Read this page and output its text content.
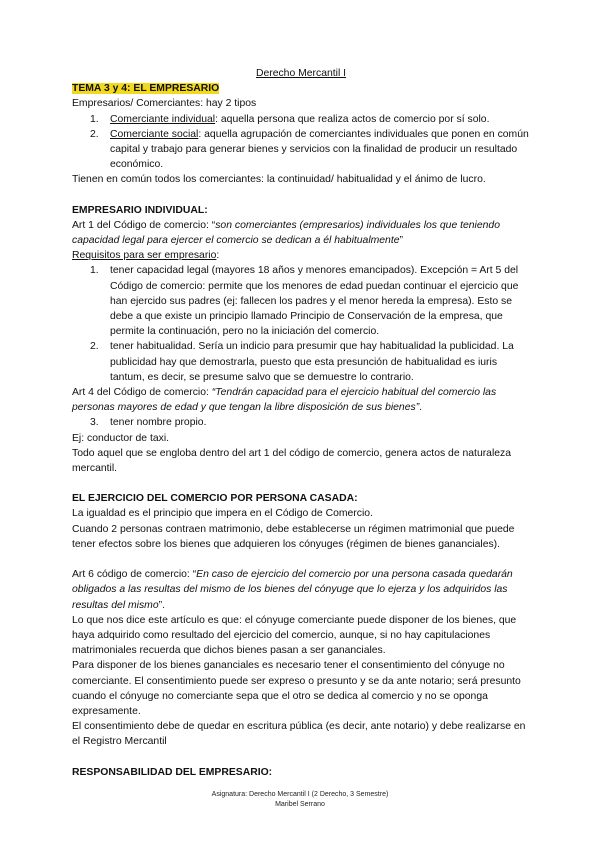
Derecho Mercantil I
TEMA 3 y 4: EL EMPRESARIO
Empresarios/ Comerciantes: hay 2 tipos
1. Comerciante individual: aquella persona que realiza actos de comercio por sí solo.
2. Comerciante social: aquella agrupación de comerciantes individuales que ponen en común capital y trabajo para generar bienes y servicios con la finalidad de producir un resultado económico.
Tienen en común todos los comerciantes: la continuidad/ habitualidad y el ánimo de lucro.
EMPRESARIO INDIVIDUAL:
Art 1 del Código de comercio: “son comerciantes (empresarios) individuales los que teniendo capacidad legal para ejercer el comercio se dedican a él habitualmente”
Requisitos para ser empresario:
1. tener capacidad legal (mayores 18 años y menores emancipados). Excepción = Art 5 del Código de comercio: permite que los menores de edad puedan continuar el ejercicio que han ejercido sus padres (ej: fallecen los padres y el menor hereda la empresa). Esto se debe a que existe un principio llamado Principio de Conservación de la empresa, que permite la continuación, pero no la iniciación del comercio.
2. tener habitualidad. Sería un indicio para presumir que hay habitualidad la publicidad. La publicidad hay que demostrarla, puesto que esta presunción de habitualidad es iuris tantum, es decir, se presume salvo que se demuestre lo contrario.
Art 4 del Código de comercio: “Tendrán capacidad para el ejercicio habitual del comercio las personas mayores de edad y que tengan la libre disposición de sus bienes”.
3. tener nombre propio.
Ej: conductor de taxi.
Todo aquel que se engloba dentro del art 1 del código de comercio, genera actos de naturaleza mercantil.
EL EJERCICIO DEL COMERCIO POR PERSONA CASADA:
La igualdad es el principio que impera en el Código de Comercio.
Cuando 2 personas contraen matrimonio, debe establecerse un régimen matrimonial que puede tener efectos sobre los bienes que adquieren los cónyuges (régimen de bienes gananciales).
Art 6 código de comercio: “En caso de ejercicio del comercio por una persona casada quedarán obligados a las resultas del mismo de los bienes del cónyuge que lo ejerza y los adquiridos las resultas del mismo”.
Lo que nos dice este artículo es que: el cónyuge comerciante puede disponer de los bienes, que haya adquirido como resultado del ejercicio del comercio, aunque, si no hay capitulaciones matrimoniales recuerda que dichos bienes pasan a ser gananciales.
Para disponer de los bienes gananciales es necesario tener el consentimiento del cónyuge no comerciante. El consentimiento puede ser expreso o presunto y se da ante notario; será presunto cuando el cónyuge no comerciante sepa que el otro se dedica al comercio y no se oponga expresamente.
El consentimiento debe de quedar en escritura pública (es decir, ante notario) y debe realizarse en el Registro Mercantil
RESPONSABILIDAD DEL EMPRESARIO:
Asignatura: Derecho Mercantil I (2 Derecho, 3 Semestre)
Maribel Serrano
------
Pull out every line above that holds the word "actos".

1. Comerciante individual: aquella persona que realiza actos de comercio por sí solo.
Todo aquel que se engloba dentro del art 1 del código de comercio, genera actos de naturaleza mercantil.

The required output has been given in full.